Problem requirements
Where a line contains the word "name", copy that line.

Stored data
———

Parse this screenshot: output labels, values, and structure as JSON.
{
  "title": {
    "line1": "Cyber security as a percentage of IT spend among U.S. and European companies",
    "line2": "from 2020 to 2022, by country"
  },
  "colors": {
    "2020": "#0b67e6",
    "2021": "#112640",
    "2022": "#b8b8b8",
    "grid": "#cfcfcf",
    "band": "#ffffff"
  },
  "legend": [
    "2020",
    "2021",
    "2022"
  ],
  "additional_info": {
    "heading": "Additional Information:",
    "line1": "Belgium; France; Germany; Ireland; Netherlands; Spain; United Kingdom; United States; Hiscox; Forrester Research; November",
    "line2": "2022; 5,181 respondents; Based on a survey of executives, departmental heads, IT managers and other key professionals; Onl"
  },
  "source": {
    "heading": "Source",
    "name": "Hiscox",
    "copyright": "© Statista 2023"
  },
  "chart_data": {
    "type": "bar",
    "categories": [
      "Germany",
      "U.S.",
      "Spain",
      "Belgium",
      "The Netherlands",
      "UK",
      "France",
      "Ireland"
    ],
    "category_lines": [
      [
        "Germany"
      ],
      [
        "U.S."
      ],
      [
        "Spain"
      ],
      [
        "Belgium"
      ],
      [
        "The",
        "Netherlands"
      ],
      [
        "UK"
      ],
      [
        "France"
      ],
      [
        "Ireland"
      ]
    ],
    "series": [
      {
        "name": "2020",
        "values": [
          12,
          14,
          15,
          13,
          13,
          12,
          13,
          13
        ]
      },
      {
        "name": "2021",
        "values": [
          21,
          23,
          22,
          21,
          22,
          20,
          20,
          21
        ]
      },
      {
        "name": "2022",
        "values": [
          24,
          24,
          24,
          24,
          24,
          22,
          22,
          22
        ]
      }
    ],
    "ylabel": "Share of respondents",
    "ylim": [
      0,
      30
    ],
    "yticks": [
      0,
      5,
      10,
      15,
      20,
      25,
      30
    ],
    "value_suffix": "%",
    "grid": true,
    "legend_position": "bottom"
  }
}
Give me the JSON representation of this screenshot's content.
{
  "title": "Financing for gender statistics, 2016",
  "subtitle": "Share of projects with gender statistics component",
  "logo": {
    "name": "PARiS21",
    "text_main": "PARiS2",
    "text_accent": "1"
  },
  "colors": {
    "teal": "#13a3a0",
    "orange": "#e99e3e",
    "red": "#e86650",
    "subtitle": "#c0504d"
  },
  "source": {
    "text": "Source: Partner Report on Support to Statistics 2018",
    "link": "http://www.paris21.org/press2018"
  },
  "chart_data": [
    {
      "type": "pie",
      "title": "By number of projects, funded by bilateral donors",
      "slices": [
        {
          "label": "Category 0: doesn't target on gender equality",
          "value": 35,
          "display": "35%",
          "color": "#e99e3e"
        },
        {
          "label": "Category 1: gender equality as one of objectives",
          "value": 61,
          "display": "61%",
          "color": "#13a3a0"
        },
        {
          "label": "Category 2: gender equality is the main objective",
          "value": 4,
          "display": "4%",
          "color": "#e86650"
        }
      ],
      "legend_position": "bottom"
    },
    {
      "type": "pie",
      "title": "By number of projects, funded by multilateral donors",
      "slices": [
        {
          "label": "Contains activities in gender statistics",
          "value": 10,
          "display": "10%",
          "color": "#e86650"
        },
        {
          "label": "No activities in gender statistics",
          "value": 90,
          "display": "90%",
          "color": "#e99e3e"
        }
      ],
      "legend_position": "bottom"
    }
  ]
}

———

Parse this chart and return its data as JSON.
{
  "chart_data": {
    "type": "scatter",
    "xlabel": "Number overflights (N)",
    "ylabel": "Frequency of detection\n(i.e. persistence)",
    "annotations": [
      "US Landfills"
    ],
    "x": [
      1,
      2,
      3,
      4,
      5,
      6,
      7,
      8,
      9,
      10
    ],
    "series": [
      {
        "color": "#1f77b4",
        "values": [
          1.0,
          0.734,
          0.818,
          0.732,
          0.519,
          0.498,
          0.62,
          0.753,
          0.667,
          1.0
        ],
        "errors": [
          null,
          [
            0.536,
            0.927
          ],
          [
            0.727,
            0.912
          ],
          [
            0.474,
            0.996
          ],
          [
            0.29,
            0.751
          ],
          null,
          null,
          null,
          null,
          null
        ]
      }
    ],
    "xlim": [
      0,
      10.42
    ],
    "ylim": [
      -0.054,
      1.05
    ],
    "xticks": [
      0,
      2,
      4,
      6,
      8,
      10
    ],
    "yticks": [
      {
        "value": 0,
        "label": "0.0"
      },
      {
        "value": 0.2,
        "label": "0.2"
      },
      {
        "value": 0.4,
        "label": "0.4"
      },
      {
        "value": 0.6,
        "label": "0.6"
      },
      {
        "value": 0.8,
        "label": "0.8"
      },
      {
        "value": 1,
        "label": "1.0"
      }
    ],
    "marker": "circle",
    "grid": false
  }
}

———

Expected answer
    "name": "Hiscox",
        "name": "2020",
        "name": "2021",
        "name": "2022",
    "name": "PARiS21",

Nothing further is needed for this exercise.